— TASK DESCRIPTION —
Transcribe all of the data exactly. Omit the pictures.

— THE DATA —
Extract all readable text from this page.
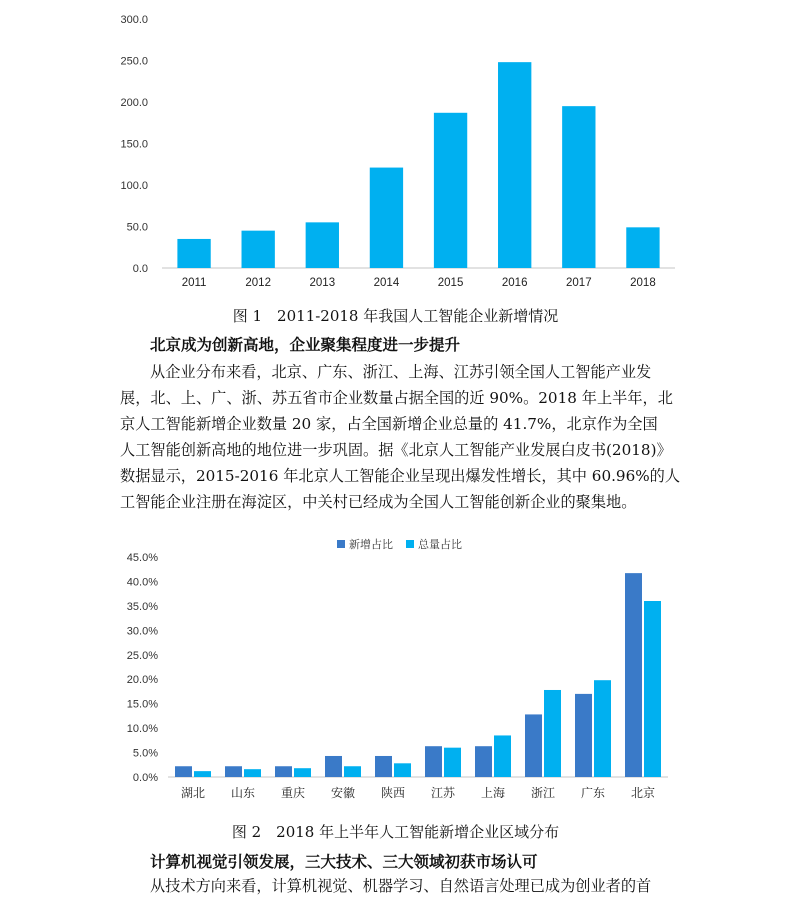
0.0
50.0
100.0
150.0
200.0
250.0
300.0
2011	2012	2013	2014	2015	2016	2017	2018
图 1　2011-2018 年我国人工智能企业新增情况
北京成为创新高地，企业聚集程度进一步提升
从企业分布来看，北京、广东、浙江、上海、江苏引领全国人工智能产业发
展，北、上、广、浙、苏五省市企业数量占据全国的近 90%。2018 年上半年，北
京人工智能新增企业数量 20 家，占全国新增企业总量的 41.7%，北京作为全国
人工智能创新高地的地位进一步巩固。据《北京人工智能产业发展白皮书(2018)》
数据显示，2015-2016 年北京人工智能企业呈现出爆发性增长，其中 60.96%的人
工智能企业注册在海淀区，中关村已经成为全国人工智能创新企业的聚集地。
新增占比 总量占比
0.0%
5.0%
10.0%
15.0%
20.0%
25.0%
30.0%
35.0%
40.0%
45.0%
湖北 山东 重庆 安徽 陕西 江苏 上海 浙江 广东 北京
图 2　2018 年上半年人工智能新增企业区域分布
计算机视觉引领发展，三大技术、三大领域初获市场认可
从技术方向来看，计算机视觉、机器学习、自然语言处理已成为创业者的首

— SOLUTION TO THIS EXERCISE —
Extract all readable text from this page.
0.0
50.0
100.0
150.0
200.0
250.0
300.0
2011	2012	2013	2014	2015	2016	2017	2018
图 1　2011-2018 年我国人工智能企业新增情况
北京成为创新高地，企业聚集程度进一步提升
从企业分布来看，北京、广东、浙江、上海、江苏引领全国人工智能产业发
展，北、上、广、浙、苏五省市企业数量占据全国的近 90%。2018 年上半年，北
京人工智能新增企业数量 20 家，占全国新增企业总量的 41.7%，北京作为全国
人工智能创新高地的地位进一步巩固。据《北京人工智能产业发展白皮书(2018)》
数据显示，2015-2016 年北京人工智能企业呈现出爆发性增长，其中 60.96%的人
工智能企业注册在海淀区，中关村已经成为全国人工智能创新企业的聚集地。
新增占比 总量占比
0.0%
5.0%
10.0%
15.0%
20.0%
25.0%
30.0%
35.0%
40.0%
45.0%
湖北 山东 重庆 安徽 陕西 江苏 上海 浙江 广东 北京
图 2　2018 年上半年人工智能新增企业区域分布
计算机视觉引领发展，三大技术、三大领域初获市场认可
从技术方向来看，计算机视觉、机器学习、自然语言处理已成为创业者的首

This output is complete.